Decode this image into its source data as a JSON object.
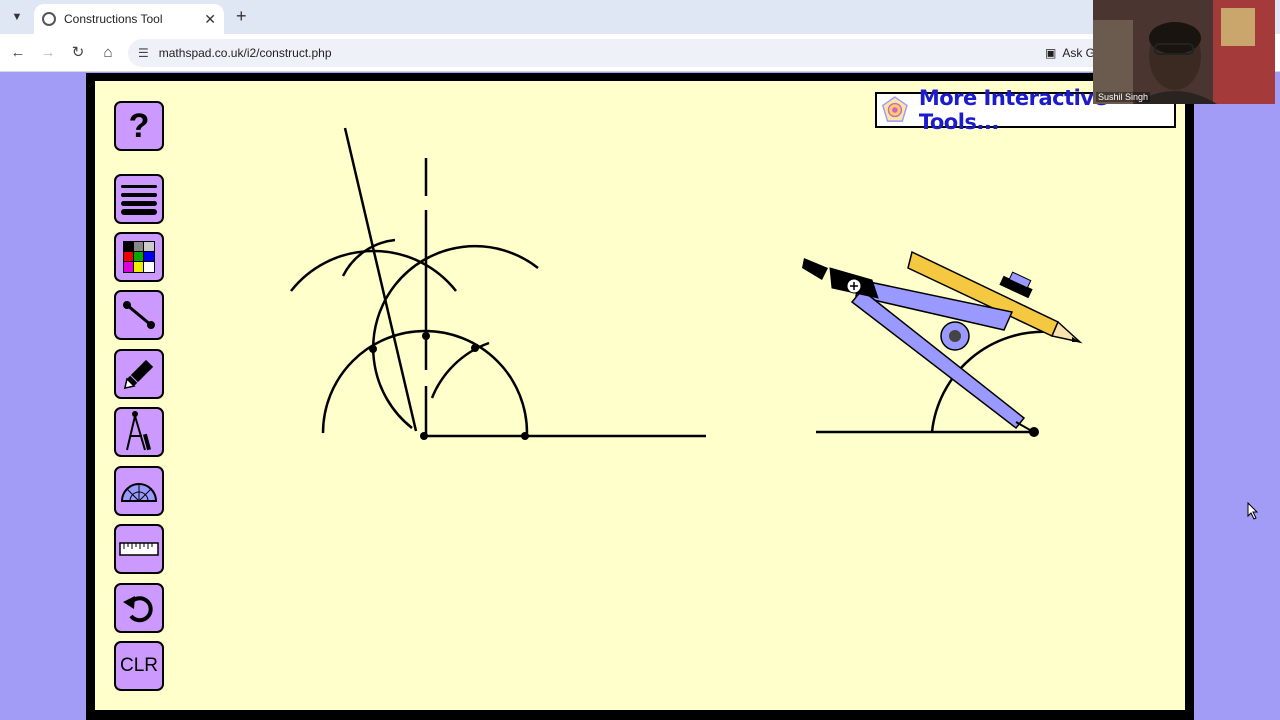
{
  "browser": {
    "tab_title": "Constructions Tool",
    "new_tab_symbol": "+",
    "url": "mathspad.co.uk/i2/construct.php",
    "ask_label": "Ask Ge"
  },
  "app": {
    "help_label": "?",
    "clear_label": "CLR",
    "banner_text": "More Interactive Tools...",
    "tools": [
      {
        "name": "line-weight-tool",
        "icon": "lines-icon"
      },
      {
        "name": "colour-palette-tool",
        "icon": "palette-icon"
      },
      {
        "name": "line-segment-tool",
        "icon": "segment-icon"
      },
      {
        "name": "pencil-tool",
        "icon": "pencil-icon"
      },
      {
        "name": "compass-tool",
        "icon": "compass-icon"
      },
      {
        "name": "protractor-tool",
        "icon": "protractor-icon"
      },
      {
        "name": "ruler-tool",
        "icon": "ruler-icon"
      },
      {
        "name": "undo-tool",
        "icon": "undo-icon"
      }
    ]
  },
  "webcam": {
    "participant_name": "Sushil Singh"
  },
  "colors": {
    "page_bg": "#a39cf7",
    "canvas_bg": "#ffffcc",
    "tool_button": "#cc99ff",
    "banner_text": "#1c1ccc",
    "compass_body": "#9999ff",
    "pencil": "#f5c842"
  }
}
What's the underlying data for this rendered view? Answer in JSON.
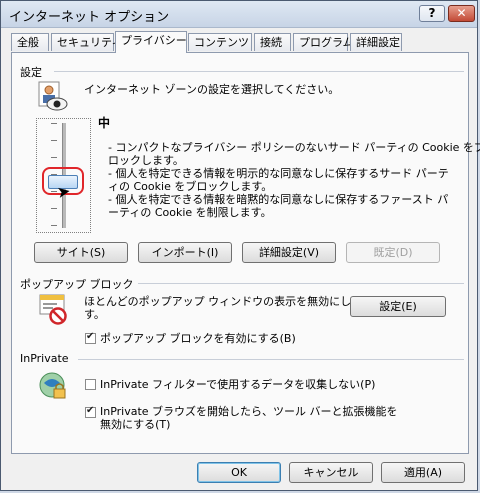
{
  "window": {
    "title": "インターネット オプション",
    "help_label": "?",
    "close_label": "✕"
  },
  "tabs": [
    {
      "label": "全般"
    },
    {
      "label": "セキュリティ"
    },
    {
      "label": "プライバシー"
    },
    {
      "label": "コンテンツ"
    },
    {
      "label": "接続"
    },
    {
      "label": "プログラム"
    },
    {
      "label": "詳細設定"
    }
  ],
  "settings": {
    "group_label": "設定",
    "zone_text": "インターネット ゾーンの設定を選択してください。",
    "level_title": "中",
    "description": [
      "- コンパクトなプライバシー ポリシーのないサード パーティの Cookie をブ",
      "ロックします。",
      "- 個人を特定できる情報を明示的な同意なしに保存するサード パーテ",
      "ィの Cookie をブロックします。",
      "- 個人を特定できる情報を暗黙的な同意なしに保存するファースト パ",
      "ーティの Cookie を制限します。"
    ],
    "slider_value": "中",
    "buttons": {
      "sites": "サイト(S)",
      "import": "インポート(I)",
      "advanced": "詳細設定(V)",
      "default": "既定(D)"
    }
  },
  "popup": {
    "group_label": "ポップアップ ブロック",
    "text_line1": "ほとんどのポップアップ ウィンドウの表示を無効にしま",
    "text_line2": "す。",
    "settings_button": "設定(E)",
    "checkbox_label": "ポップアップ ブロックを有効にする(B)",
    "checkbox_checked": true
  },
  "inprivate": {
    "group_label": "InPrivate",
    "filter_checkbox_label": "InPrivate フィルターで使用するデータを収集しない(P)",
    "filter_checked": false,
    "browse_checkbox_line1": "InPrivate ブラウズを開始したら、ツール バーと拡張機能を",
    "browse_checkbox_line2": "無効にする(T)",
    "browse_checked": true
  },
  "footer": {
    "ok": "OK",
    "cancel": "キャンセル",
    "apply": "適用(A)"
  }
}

◆ Exercise goal ◆
Your task is an exact transcription of all the data, minus the pictures.

◆ Output of the task ◆
Decode this image into its source data as a JSON object.
{
  "browser": {
    "tab_title": "Constructions Tool",
    "new_tab_symbol": "+",
    "url": "mathspad.co.uk/i2/construct.php",
    "ask_label": "Ask Ge"
  },
  "app": {
    "help_label": "?",
    "clear_label": "CLR",
    "banner_text": "More Interactive Tools...",
    "tools": [
      {
        "name": "line-weight-tool",
        "icon": "lines-icon"
      },
      {
        "name": "colour-palette-tool",
        "icon": "palette-icon"
      },
      {
        "name": "line-segment-tool",
        "icon": "segment-icon"
      },
      {
        "name": "pencil-tool",
        "icon": "pencil-icon"
      },
      {
        "name": "compass-tool",
        "icon": "compass-icon"
      },
      {
        "name": "protractor-tool",
        "icon": "protractor-icon"
      },
      {
        "name": "ruler-tool",
        "icon": "ruler-icon"
      },
      {
        "name": "undo-tool",
        "icon": "undo-icon"
      }
    ]
  },
  "webcam": {
    "participant_name": "Sushil Singh"
  },
  "colors": {
    "page_bg": "#a39cf7",
    "canvas_bg": "#ffffcc",
    "tool_button": "#cc99ff",
    "banner_text": "#1c1ccc",
    "compass_body": "#9999ff",
    "pencil": "#f5c842"
  }
}
What's the underlying data for this rendered view? Answer in JSON.
{
  "window": {
    "title": "インターネット オプション",
    "help_label": "?",
    "close_label": "✕"
  },
  "tabs": [
    {
      "label": "全般"
    },
    {
      "label": "セキュリティ"
    },
    {
      "label": "プライバシー"
    },
    {
      "label": "コンテンツ"
    },
    {
      "label": "接続"
    },
    {
      "label": "プログラム"
    },
    {
      "label": "詳細設定"
    }
  ],
  "settings": {
    "group_label": "設定",
    "zone_text": "インターネット ゾーンの設定を選択してください。",
    "level_title": "中",
    "description": [
      "- コンパクトなプライバシー ポリシーのないサード パーティの Cookie をブ",
      "ロックします。",
      "- 個人を特定できる情報を明示的な同意なしに保存するサード パーテ",
      "ィの Cookie をブロックします。",
      "- 個人を特定できる情報を暗黙的な同意なしに保存するファースト パ",
      "ーティの Cookie を制限します。"
    ],
    "slider_value": "中",
    "buttons": {
      "sites": "サイト(S)",
      "import": "インポート(I)",
      "advanced": "詳細設定(V)",
      "default": "既定(D)"
    }
  },
  "popup": {
    "group_label": "ポップアップ ブロック",
    "text_line1": "ほとんどのポップアップ ウィンドウの表示を無効にしま",
    "text_line2": "す。",
    "settings_button": "設定(E)",
    "checkbox_label": "ポップアップ ブロックを有効にする(B)",
    "checkbox_checked": true
  },
  "inprivate": {
    "group_label": "InPrivate",
    "filter_checkbox_label": "InPrivate フィルターで使用するデータを収集しない(P)",
    "filter_checked": false,
    "browse_checkbox_line1": "InPrivate ブラウズを開始したら、ツール バーと拡張機能を",
    "browse_checkbox_line2": "無効にする(T)",
    "browse_checked": true
  },
  "footer": {
    "ok": "OK",
    "cancel": "キャンセル",
    "apply": "適用(A)"
  }
}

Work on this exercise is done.